EXERCISE - Read the lines that follow and tally those with the word "Albrecht"; give the number and nothing else.

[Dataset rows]

◇ ◇ ◇ ◇ ◇

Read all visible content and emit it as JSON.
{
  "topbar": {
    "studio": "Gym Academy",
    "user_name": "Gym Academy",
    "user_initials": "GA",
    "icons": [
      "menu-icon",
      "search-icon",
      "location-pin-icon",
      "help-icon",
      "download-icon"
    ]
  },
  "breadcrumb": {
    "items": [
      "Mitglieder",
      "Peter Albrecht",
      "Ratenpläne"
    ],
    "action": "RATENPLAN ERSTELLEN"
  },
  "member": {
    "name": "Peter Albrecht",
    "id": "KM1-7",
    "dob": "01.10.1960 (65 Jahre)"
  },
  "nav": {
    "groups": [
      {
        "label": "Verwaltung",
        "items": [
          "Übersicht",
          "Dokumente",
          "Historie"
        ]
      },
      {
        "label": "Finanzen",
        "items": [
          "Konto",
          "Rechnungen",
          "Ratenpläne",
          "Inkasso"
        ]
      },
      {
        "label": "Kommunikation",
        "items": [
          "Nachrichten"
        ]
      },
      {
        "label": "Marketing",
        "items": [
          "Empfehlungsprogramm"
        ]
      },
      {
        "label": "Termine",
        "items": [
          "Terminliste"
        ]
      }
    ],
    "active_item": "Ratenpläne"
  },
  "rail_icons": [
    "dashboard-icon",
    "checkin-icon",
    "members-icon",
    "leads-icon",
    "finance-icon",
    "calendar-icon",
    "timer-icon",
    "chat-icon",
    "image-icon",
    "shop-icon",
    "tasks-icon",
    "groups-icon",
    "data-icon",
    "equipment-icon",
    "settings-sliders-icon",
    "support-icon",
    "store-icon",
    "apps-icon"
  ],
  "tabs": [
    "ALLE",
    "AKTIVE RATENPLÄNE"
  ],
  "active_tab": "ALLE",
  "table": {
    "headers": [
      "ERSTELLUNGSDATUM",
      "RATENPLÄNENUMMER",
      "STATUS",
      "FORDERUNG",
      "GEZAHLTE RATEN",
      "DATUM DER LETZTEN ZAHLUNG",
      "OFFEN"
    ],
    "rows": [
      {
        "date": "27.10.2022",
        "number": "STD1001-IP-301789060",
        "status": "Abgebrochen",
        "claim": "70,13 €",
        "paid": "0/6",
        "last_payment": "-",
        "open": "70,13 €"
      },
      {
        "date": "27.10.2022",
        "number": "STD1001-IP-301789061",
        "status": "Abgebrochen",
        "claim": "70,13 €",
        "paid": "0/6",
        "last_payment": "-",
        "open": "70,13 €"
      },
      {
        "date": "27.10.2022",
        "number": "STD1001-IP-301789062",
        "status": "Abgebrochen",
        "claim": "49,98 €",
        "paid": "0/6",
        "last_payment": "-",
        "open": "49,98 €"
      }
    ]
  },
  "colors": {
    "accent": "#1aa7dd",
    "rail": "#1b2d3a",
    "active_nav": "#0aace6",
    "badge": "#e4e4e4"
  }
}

◇ ◇ ◇ ◇ ◇

ANSWER FOR THE TASK - 2